_Short task_: Reproduce the listing below exactly, minus its pictures.

_Provided material_:
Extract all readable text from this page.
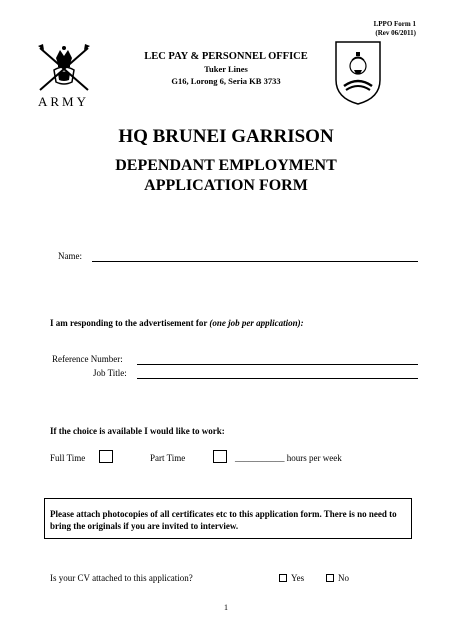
LPPO Form 1
(Rev 06/2011)
ARMY
LEC PAY & PERSONNEL OFFICE
Tuker Lines
G16, Lorong 6, Seria KB 3733
HQ BRUNEI GARRISON
DEPENDANT EMPLOYMENT
APPLICATION FORM
Name:
I am responding to the advertisement for (one job per application):
Reference Number:
Job Title:
If the choice is available I would like to work:
Full Time	Part Time	___________ hours per week
Please attach photocopies of all certificates etc to this application form. There is no need to bring the originals if you are invited to interview.
Is your CV attached to this application?	Yes	No
1
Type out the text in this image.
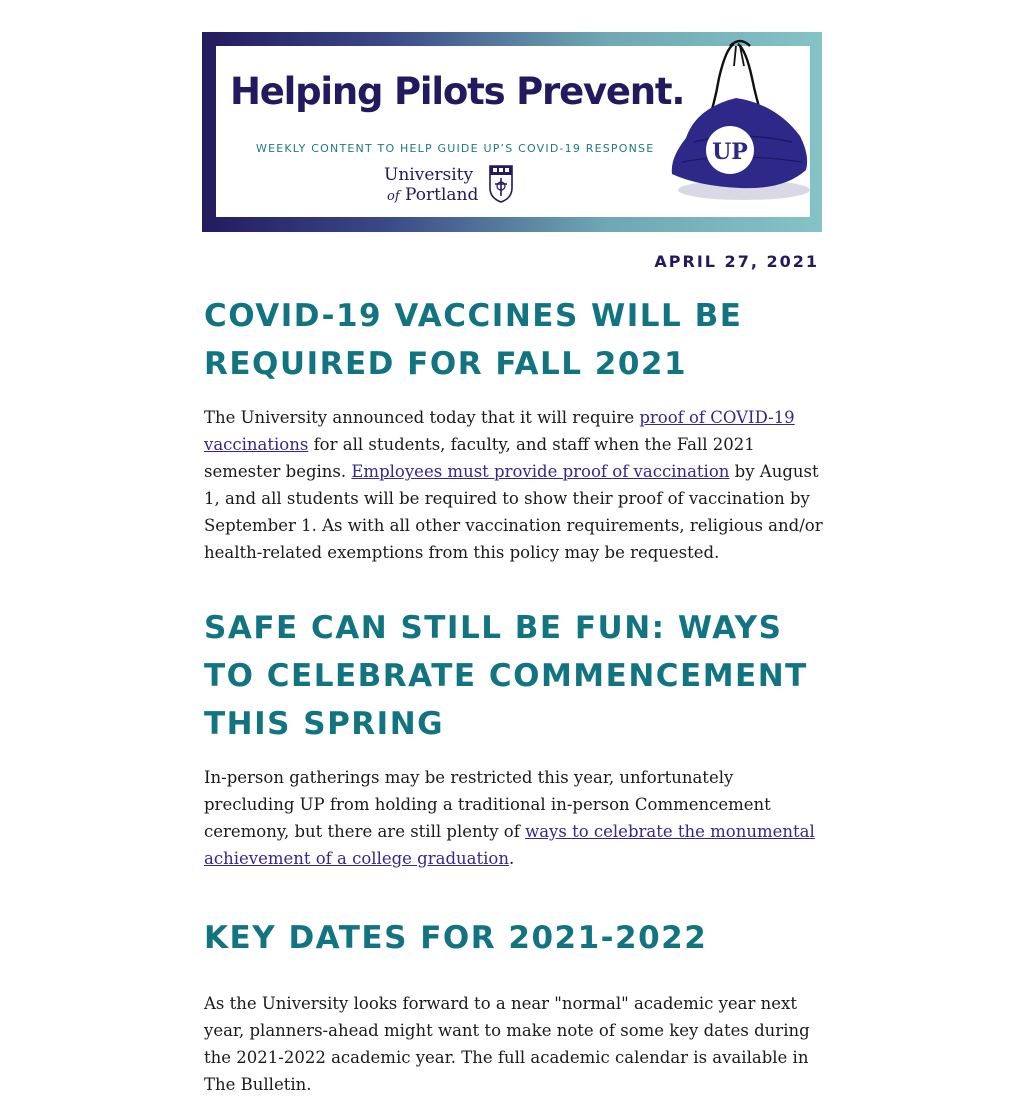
Helping Pilots Prevent.

WEEKLY CONTENT TO HELP GUIDE UP’S COVID-19 RESPONSE

University
of Portland
UP

APRIL 27, 2021

COVID-19 VACCINES WILL BE REQUIRED FOR FALL 2021

The University announced today that it will require proof of COVID-19 vaccinations for all students, faculty, and staff when the Fall 2021 semester begins. Employees must provide proof of vaccination by August 1, and all students will be required to show their proof of vaccination by September 1. As with all other vaccination requirements, religious and/or health-related exemptions from this policy may be requested.

SAFE CAN STILL BE FUN: WAYS TO CELEBRATE COMMENCEMENT THIS SPRING

In-person gatherings may be restricted this year, unfortunately precluding UP from holding a traditional in-person Commencement ceremony, but there are still plenty of ways to celebrate the monumental achievement of a college graduation.

KEY DATES FOR 2021-2022

As the University looks forward to a near "normal" academic year next year, planners-ahead might want to make note of some key dates during the 2021-2022 academic year. The full academic calendar is available in The Bulletin.
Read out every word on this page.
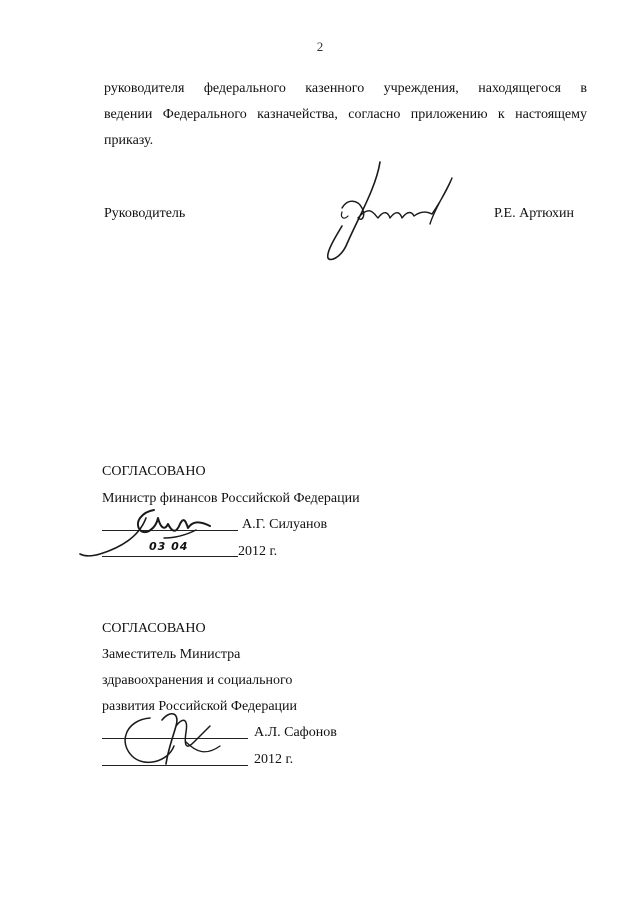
2
руководителя федерального казенного учреждения, находящегося в
ведении Федерального казначейства, согласно приложению к настоящему
приказу.
Руководитель	Р.Е. Артюхин
СОГЛАСОВАНО
Министр финансов Российской Федерации
А.Г. Силуанов
03 04	2012 г.
СОГЛАСОВАНО
Заместитель Министра
здравоохранения и социального
развития Российской Федерации
А.Л. Сафонов
2012 г.
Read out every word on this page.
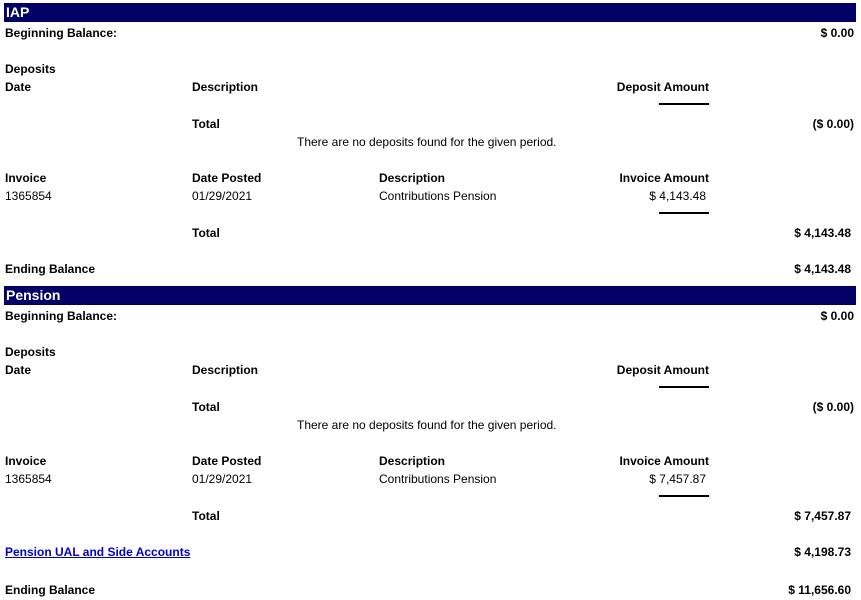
IAP
Beginning Balance:	$ 0.00
Deposits
Date	Description	Deposit Amount
Total	($ 0.00)
There are no deposits found for the given period.
Invoice	Date Posted	Description	Invoice Amount
1365854	01/29/2021	Contributions Pension	$ 4,143.48
Total	$ 4,143.48
Ending Balance	$ 4,143.48
Pension
Beginning Balance:	$ 0.00
Deposits
Date	Description	Deposit Amount
Total	($ 0.00)
There are no deposits found for the given period.
Invoice	Date Posted	Description	Invoice Amount
1365854	01/29/2021	Contributions Pension	$ 7,457.87
Total	$ 7,457.87
Pension UAL and Side Accounts	$ 4,198.73
Ending Balance	$ 11,656.60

_Written response_:
Extract all readable text from this page.
LPPO Form 1
(Rev 06/2011)
ARMY
LEC PAY & PERSONNEL OFFICE
Tuker Lines
G16, Lorong 6, Seria KB 3733
HQ BRUNEI GARRISON
DEPENDANT EMPLOYMENT
APPLICATION FORM
Name:
I am responding to the advertisement for (one job per application):
Reference Number:
Job Title:
If the choice is available I would like to work:
Full Time	Part Time	___________ hours per week
Please attach photocopies of all certificates etc to this application form. There is no need to bring the originals if you are invited to interview.
Is your CV attached to this application?	Yes	No
1
Type out the text in this image.
Helping Pilots Prevent.

WEEKLY CONTENT TO HELP GUIDE UP’S COVID-19 RESPONSE

University
of Portland
UP

APRIL 27, 2021

COVID-19 VACCINES WILL BE REQUIRED FOR FALL 2021

The University announced today that it will require proof of COVID-19 vaccinations for all students, faculty, and staff when the Fall 2021 semester begins. Employees must provide proof of vaccination by August 1, and all students will be required to show their proof of vaccination by September 1. As with all other vaccination requirements, religious and/or health-related exemptions from this policy may be requested.

SAFE CAN STILL BE FUN: WAYS TO CELEBRATE COMMENCEMENT THIS SPRING

In-person gatherings may be restricted this year, unfortunately precluding UP from holding a traditional in-person Commencement ceremony, but there are still plenty of ways to celebrate the monumental achievement of a college graduation.

KEY DATES FOR 2021-2022

As the University looks forward to a near "normal" academic year next year, planners-ahead might want to make note of some key dates during the 2021-2022 academic year. The full academic calendar is available in The Bulletin.
Read out every word on this page.
2
руководителя федерального казенного учреждения, находящегося в
ведении Федерального казначейства, согласно приложению к настоящему
приказу.
Руководитель	Р.Е. Артюхин
СОГЛАСОВАНО
Министр финансов Российской Федерации
А.Г. Силуанов
03 04	2012 г.
СОГЛАСОВАНО
Заместитель Министра
здравоохранения и социального
развития Российской Федерации
А.Л. Сафонов
2012 г.
Read out every word on this page.
IAP
Beginning Balance:	$ 0.00
Deposits
Date	Description	Deposit Amount
Total	($ 0.00)
There are no deposits found for the given period.
Invoice	Date Posted	Description	Invoice Amount
1365854	01/29/2021	Contributions Pension	$ 4,143.48
Total	$ 4,143.48
Ending Balance	$ 4,143.48
Pension
Beginning Balance:	$ 0.00
Deposits
Date	Description	Deposit Amount
Total	($ 0.00)
There are no deposits found for the given period.
Invoice	Date Posted	Description	Invoice Amount
1365854	01/29/2021	Contributions Pension	$ 7,457.87
Total	$ 7,457.87
Pension UAL and Side Accounts	$ 4,198.73
Ending Balance	$ 11,656.60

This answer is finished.